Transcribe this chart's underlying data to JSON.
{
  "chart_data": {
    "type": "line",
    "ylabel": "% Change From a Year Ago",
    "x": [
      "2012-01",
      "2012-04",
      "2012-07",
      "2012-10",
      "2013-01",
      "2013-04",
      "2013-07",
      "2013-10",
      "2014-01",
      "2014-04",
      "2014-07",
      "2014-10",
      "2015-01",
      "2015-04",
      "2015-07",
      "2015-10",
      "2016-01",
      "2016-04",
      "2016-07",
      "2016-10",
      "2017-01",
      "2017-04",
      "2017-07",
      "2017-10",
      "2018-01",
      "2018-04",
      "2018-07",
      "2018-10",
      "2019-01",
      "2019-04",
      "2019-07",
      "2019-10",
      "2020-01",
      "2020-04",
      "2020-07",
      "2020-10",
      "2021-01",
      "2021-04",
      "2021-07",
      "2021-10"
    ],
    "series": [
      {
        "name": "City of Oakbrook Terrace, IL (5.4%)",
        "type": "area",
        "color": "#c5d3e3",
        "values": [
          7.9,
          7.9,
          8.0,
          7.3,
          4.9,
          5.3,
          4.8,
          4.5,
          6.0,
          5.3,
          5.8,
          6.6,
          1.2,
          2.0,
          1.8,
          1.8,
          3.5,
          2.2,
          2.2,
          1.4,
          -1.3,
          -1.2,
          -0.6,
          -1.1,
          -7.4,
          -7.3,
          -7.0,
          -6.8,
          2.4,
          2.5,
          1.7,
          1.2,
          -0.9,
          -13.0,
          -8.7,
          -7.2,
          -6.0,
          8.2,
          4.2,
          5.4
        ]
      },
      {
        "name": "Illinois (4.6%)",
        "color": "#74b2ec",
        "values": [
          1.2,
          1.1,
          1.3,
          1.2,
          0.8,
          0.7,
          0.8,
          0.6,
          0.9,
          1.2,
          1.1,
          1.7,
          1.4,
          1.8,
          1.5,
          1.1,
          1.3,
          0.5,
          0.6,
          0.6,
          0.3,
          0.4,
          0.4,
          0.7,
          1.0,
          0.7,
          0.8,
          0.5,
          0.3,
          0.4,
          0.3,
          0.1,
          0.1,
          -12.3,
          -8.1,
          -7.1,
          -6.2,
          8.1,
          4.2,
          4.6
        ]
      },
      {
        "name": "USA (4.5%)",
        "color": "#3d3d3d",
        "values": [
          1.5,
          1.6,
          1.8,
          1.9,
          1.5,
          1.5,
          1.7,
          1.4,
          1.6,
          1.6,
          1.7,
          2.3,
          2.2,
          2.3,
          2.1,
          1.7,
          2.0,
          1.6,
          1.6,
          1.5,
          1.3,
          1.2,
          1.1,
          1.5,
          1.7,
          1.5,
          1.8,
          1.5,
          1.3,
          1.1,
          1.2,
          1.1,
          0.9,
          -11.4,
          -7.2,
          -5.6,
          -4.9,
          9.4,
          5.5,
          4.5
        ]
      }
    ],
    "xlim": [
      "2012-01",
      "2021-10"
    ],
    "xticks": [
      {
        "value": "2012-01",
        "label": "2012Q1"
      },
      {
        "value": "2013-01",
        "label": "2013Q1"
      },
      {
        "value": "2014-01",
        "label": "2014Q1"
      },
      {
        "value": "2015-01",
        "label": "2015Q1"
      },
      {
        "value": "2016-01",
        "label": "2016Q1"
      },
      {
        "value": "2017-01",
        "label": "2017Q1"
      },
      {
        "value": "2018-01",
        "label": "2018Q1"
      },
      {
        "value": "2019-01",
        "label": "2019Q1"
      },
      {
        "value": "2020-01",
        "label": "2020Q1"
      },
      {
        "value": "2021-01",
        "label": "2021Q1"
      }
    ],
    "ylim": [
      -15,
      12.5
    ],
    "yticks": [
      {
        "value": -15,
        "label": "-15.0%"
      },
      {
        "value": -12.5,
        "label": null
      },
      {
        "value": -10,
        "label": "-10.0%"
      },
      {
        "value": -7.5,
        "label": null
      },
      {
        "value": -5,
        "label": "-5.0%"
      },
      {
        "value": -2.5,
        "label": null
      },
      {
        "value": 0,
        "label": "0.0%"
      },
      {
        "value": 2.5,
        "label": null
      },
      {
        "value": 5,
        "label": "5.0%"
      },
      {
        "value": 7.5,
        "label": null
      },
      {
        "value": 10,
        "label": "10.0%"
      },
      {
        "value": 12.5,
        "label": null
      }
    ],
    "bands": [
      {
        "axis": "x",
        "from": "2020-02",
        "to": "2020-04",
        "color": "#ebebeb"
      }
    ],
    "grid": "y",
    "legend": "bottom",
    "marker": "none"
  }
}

====

▶ _Request_: All of the data shown above must be copied exactly.

▶ _Answer to this exercise_:
Transcribe this chart's underlying data to JSON.
{
  "chart_data": {
    "type": "line",
    "ylabel": "% Change From a Year Ago",
    "x": [
      "2012-01",
      "2012-04",
      "2012-07",
      "2012-10",
      "2013-01",
      "2013-04",
      "2013-07",
      "2013-10",
      "2014-01",
      "2014-04",
      "2014-07",
      "2014-10",
      "2015-01",
      "2015-04",
      "2015-07",
      "2015-10",
      "2016-01",
      "2016-04",
      "2016-07",
      "2016-10",
      "2017-01",
      "2017-04",
      "2017-07",
      "2017-10",
      "2018-01",
      "2018-04",
      "2018-07",
      "2018-10",
      "2019-01",
      "2019-04",
      "2019-07",
      "2019-10",
      "2020-01",
      "2020-04",
      "2020-07",
      "2020-10",
      "2021-01",
      "2021-04",
      "2021-07",
      "2021-10"
    ],
    "series": [
      {
        "name": "City of Oakbrook Terrace, IL (5.4%)",
        "type": "area",
        "color": "#c5d3e3",
        "values": [
          7.9,
          7.9,
          8.0,
          7.3,
          4.9,
          5.3,
          4.8,
          4.5,
          6.0,
          5.3,
          5.8,
          6.6,
          1.2,
          2.0,
          1.8,
          1.8,
          3.5,
          2.2,
          2.2,
          1.4,
          -1.3,
          -1.2,
          -0.6,
          -1.1,
          -7.4,
          -7.3,
          -7.0,
          -6.8,
          2.4,
          2.5,
          1.7,
          1.2,
          -0.9,
          -13.0,
          -8.7,
          -7.2,
          -6.0,
          8.2,
          4.2,
          5.4
        ]
      },
      {
        "name": "Illinois (4.6%)",
        "color": "#74b2ec",
        "values": [
          1.2,
          1.1,
          1.3,
          1.2,
          0.8,
          0.7,
          0.8,
          0.6,
          0.9,
          1.2,
          1.1,
          1.7,
          1.4,
          1.8,
          1.5,
          1.1,
          1.3,
          0.5,
          0.6,
          0.6,
          0.3,
          0.4,
          0.4,
          0.7,
          1.0,
          0.7,
          0.8,
          0.5,
          0.3,
          0.4,
          0.3,
          0.1,
          0.1,
          -12.3,
          -8.1,
          -7.1,
          -6.2,
          8.1,
          4.2,
          4.6
        ]
      },
      {
        "name": "USA (4.5%)",
        "color": "#3d3d3d",
        "values": [
          1.5,
          1.6,
          1.8,
          1.9,
          1.5,
          1.5,
          1.7,
          1.4,
          1.6,
          1.6,
          1.7,
          2.3,
          2.2,
          2.3,
          2.1,
          1.7,
          2.0,
          1.6,
          1.6,
          1.5,
          1.3,
          1.2,
          1.1,
          1.5,
          1.7,
          1.5,
          1.8,
          1.5,
          1.3,
          1.1,
          1.2,
          1.1,
          0.9,
          -11.4,
          -7.2,
          -5.6,
          -4.9,
          9.4,
          5.5,
          4.5
        ]
      }
    ],
    "xlim": [
      "2012-01",
      "2021-10"
    ],
    "xticks": [
      {
        "value": "2012-01",
        "label": "2012Q1"
      },
      {
        "value": "2013-01",
        "label": "2013Q1"
      },
      {
        "value": "2014-01",
        "label": "2014Q1"
      },
      {
        "value": "2015-01",
        "label": "2015Q1"
      },
      {
        "value": "2016-01",
        "label": "2016Q1"
      },
      {
        "value": "2017-01",
        "label": "2017Q1"
      },
      {
        "value": "2018-01",
        "label": "2018Q1"
      },
      {
        "value": "2019-01",
        "label": "2019Q1"
      },
      {
        "value": "2020-01",
        "label": "2020Q1"
      },
      {
        "value": "2021-01",
        "label": "2021Q1"
      }
    ],
    "ylim": [
      -15,
      12.5
    ],
    "yticks": [
      {
        "value": -15,
        "label": "-15.0%"
      },
      {
        "value": -12.5,
        "label": null
      },
      {
        "value": -10,
        "label": "-10.0%"
      },
      {
        "value": -7.5,
        "label": null
      },
      {
        "value": -5,
        "label": "-5.0%"
      },
      {
        "value": -2.5,
        "label": null
      },
      {
        "value": 0,
        "label": "0.0%"
      },
      {
        "value": 2.5,
        "label": null
      },
      {
        "value": 5,
        "label": "5.0%"
      },
      {
        "value": 7.5,
        "label": null
      },
      {
        "value": 10,
        "label": "10.0%"
      },
      {
        "value": 12.5,
        "label": null
      }
    ],
    "bands": [
      {
        "axis": "x",
        "from": "2020-02",
        "to": "2020-04",
        "color": "#ebebeb"
      }
    ],
    "grid": "y",
    "legend": "bottom",
    "marker": "none"
  }
}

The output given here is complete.